### Supplied information
------------------------

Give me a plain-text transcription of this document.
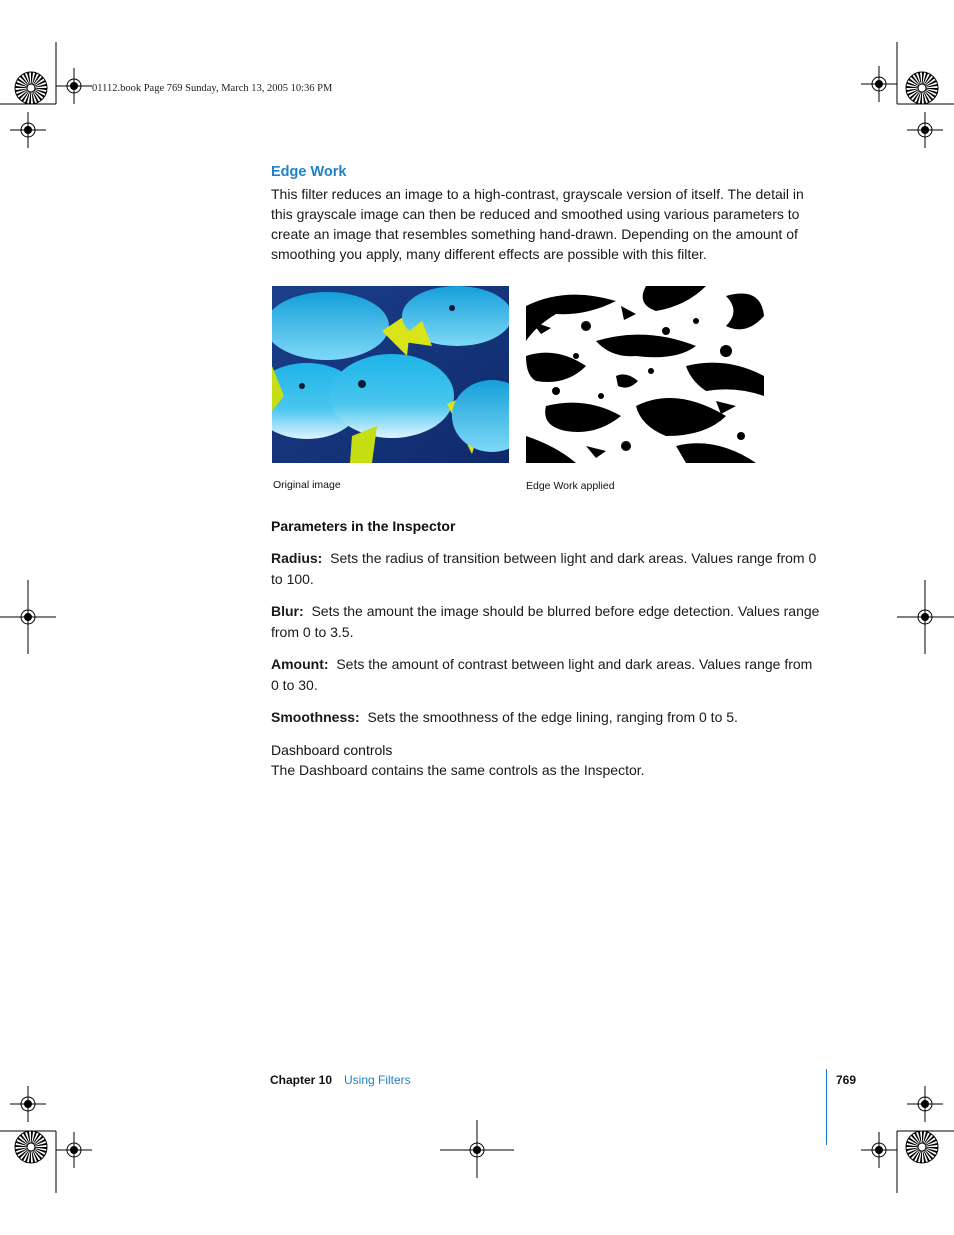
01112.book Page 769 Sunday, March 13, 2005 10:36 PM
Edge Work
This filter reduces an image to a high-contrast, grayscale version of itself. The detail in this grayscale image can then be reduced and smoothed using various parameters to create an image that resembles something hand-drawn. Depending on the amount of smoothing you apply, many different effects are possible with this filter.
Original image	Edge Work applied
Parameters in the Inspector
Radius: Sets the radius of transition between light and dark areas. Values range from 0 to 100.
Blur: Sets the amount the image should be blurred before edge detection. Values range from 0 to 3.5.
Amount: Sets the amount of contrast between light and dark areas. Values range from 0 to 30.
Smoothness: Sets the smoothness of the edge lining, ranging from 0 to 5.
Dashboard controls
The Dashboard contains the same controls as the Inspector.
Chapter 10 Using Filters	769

------------------------

### What you have to do
Leaving out the pictures, repeat the data above exactly.

### Complete answer
Give me a plain-text transcription of this document.
01112.book Page 769 Sunday, March 13, 2005 10:36 PM
Edge Work
This filter reduces an image to a high-contrast, grayscale version of itself. The detail in this grayscale image can then be reduced and smoothed using various parameters to create an image that resembles something hand-drawn. Depending on the amount of smoothing you apply, many different effects are possible with this filter.
Original image	Edge Work applied
Parameters in the Inspector
Radius: Sets the radius of transition between light and dark areas. Values range from 0 to 100.
Blur: Sets the amount the image should be blurred before edge detection. Values range from 0 to 3.5.
Amount: Sets the amount of contrast between light and dark areas. Values range from 0 to 30.
Smoothness: Sets the smoothness of the edge lining, ranging from 0 to 5.
Dashboard controls
The Dashboard contains the same controls as the Inspector.
Chapter 10 Using Filters	769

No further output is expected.